Consagração constitucional  – A nossa Constituição, interpretando o sentir coletivo construído ao longo de séculos, consagrou no capítulo da organização económica o reconhecimento de três setores de produção: o público, o privado e o social. Considero que foi um equilíbrio sábio, o encontrado pelos nossos constitucionalistas, que representa o conhecimento do sentir do país. Reforça o papel estruturante e estratégico do Estado na defesa e garantia das liberdades democráticas, da segurança, do bem-estar e do desenvolvimento, reconhece a livre iniciativa ao setor privado lucrativo e sublinha a existência de uma outra forma de economia, a não lucrativa, que aplica os seus resultados positivos no desenvolvimento da sua actividade que se dedica maioritariamente a atividades no domínio do desenvolvimento humano, numa clara cooperação com o Estado. De realçar que esta preocupação de consagração constitucional da economia social decorre do facto de as organizações que a integram serem verdadeiras escolas de cidadania e dos valores democráticos: eleições livres, limitação de mandatos, transparência e prestação de contas na gestão. As leis que as regem impõem todas as regras nesse sentido. Mas o sublinhado mais importante é o da liberdade de associação, fortemente asfixiada durante o Estado Novo. E esta liberdade é pedra basilar para que a sociedade, sem interesse em lucro económico ou rentabilização de capitais, e muito assente em voluntariado, intervenha na resolução dos problemas que as pessoas sentem e onde o Estado não chega ou não consegue chegar da mesma maneira personalizada. Pela sua dimensão, pela sua ligação aos territórios onde estão sediadas e operam, pela sua plasticidade e capacidade de adaptação aos novos problemas que vão surgindo, elas têm tido um desempenho de elevadíssima valia.

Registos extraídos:
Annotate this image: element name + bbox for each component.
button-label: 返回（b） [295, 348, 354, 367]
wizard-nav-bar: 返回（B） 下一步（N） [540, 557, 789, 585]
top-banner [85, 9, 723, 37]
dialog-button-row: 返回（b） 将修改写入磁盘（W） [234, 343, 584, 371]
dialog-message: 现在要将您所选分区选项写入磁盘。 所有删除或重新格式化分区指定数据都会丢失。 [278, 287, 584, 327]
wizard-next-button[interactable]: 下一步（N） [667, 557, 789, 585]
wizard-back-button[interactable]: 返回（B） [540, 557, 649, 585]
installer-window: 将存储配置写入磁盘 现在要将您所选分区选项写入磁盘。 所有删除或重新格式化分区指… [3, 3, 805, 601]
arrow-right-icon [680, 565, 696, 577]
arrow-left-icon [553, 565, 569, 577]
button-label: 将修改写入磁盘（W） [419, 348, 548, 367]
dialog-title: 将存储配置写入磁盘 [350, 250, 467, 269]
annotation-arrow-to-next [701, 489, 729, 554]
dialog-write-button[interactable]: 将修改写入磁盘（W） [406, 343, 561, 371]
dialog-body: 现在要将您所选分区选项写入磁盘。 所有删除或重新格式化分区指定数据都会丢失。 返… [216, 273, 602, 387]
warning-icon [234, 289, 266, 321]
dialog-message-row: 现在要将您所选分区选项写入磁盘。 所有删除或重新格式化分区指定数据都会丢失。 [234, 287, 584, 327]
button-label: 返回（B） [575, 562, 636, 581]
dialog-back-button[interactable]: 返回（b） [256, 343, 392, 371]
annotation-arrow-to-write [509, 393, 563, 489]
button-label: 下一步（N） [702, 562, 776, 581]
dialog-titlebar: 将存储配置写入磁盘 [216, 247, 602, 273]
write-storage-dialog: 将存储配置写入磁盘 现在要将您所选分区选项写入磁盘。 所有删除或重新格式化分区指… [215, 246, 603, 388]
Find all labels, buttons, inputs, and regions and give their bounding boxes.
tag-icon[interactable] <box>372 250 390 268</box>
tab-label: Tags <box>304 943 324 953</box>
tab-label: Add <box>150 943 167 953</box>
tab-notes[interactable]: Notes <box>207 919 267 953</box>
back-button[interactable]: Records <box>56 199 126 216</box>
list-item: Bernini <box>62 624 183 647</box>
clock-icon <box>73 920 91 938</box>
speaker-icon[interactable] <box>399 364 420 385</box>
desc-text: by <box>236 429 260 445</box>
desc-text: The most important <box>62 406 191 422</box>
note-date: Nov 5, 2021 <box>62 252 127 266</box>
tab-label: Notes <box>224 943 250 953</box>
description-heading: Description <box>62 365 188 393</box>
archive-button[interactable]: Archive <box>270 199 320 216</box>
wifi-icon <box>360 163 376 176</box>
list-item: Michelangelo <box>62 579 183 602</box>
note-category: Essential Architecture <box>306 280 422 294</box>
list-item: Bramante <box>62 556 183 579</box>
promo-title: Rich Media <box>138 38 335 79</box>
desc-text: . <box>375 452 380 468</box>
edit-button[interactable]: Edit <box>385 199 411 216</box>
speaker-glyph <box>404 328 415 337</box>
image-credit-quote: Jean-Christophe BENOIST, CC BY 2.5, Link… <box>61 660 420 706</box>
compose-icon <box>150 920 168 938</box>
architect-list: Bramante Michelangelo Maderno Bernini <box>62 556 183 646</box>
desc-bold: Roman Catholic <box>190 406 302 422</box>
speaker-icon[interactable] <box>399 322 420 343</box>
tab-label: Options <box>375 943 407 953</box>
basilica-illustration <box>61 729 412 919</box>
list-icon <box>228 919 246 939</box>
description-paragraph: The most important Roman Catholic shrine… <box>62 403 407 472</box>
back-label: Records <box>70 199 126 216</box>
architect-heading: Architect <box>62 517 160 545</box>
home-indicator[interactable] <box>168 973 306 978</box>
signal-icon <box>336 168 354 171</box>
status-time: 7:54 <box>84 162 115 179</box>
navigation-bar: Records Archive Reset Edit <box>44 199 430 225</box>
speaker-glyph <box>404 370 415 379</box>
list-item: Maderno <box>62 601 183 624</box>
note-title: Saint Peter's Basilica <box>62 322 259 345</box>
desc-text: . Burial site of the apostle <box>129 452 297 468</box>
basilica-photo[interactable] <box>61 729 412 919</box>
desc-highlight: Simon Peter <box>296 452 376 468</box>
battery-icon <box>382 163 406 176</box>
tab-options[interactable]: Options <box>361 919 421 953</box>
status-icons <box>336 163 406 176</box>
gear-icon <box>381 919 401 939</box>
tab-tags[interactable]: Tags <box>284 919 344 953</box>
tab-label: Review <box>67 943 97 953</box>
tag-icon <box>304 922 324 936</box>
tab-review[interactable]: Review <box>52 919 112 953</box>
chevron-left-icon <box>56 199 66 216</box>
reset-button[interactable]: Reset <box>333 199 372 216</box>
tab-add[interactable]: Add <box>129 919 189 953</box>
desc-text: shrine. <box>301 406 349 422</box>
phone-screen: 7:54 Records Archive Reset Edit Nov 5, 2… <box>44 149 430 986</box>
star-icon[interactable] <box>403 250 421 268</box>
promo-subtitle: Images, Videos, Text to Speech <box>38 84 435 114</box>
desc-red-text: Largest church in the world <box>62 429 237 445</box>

§ EXPLORAR O MATERIAL:
1. Responda às seguintes perguntas com base no texto sobre a economia social:
(a) Que três setores de produção a Constituição reconhece no capítulo da organização económica?
(b) Que valores democráticos são apontados como próprios das organizações da economia social?
(c) Em que período a liberdade de associação esteve fortemente asfixiada?
2. Prossiga o texto sobre a consagração constitucional da economia social a partir do ponto em que termina.

§ RESPOSTAS ESPERADAS:
1.
(a) O público, o privado e o social.
(b) Eleições livres, limitação de mandatos, transparência e prestação de contas na gestão.
(c) Durante o Estado Novo.

2.
A família da Economia Social – Assim, também, em plena pandemia de Covid-19 quando são o lar das pessoas que não têm família ou o hospital que as cuide, quando são a casa das pessoas que não a têm, a mesa de quem não tem recursos para comer ou alimentar os seus, o apoio que paga os medicamentos a quem não os pode comprar, o mensageiro que leva os medicamentos e produtos de saúde a casa dos mais vulneráveis para que possam permanecer resguardados em casa, a mão que dá o afago, o amparo e o abrigo a quem não o tem, a ajuda financeira a quem não tem recursos próprios suficientes, a segurança perante os riscos inerentes à vida humana. E se problemas houve no controlo da pandemia, não foi com as instituições legalizadas, mas antes com entidades que se aproveitam das maleitas alheias e entram pelos caminhos da exploração humana. Não há sociedades perfeitas, mas se investirmos mais na solidariedade e na cooperação do que na concorrência desenfreada e predadora, construiremos sociedades mais justas, mais equilibradas, menos desiguais e mais respeitadoras da nossa casa comum.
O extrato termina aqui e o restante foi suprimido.